◆ Job
In the entries below, count every line containing "idade". Reply with the number alone.

Saved entries:

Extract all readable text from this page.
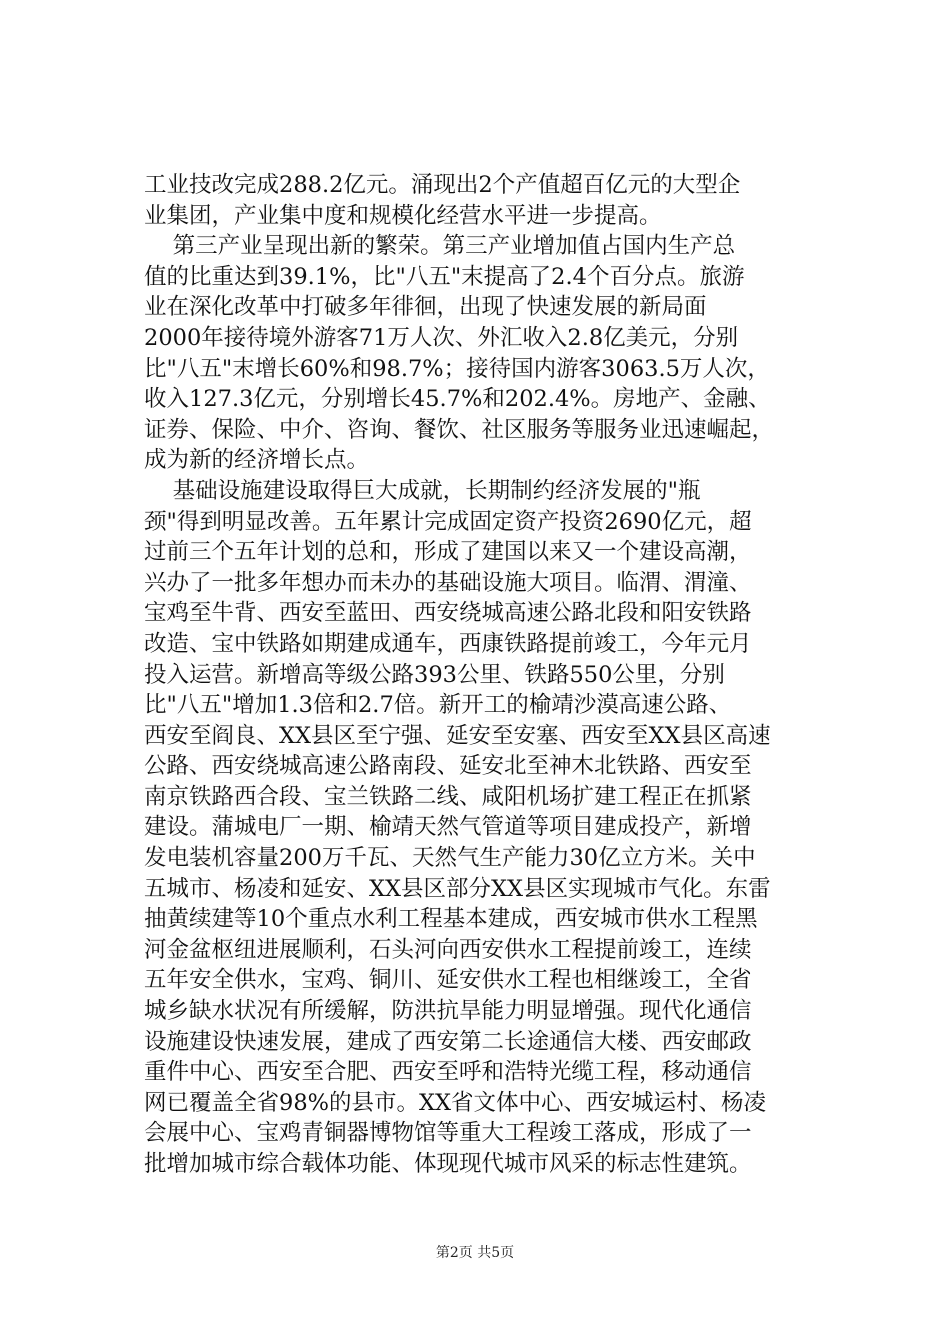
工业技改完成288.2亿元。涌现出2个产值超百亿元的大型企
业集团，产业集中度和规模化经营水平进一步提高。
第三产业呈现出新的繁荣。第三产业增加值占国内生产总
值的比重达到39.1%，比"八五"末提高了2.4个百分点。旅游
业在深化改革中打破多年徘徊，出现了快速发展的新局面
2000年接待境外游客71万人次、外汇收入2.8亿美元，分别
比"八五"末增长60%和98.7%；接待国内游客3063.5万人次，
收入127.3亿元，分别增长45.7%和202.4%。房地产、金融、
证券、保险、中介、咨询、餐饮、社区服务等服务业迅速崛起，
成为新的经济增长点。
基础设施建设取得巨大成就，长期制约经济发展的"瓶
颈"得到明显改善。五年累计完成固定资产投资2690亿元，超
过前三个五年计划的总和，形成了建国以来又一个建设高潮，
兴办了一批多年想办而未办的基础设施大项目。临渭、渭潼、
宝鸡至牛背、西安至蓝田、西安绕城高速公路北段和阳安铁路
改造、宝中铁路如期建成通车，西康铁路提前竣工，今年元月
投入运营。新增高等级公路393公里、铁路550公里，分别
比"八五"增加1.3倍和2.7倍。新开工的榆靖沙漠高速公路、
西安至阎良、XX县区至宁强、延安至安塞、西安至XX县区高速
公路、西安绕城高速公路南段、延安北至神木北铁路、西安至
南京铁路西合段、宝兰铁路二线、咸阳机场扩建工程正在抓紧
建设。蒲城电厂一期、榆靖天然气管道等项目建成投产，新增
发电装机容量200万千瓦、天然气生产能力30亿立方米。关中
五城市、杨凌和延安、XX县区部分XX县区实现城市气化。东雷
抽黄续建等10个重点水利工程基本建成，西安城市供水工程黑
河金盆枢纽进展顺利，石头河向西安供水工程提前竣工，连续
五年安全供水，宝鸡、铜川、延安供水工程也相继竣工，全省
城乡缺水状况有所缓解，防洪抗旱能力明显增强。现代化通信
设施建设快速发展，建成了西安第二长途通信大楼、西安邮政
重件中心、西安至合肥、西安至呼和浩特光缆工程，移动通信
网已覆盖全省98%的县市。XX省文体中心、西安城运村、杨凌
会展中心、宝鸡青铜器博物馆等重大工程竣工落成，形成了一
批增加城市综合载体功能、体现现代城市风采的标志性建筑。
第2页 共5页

==

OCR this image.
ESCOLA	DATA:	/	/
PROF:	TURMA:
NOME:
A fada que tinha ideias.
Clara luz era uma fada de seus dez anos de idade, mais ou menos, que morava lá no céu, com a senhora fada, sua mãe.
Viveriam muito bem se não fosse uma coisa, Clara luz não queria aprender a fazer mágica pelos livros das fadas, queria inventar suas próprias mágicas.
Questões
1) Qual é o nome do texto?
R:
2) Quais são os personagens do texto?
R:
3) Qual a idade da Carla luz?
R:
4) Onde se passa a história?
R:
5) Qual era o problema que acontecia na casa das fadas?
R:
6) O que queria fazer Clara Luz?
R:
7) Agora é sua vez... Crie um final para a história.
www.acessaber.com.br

◆ Final result
2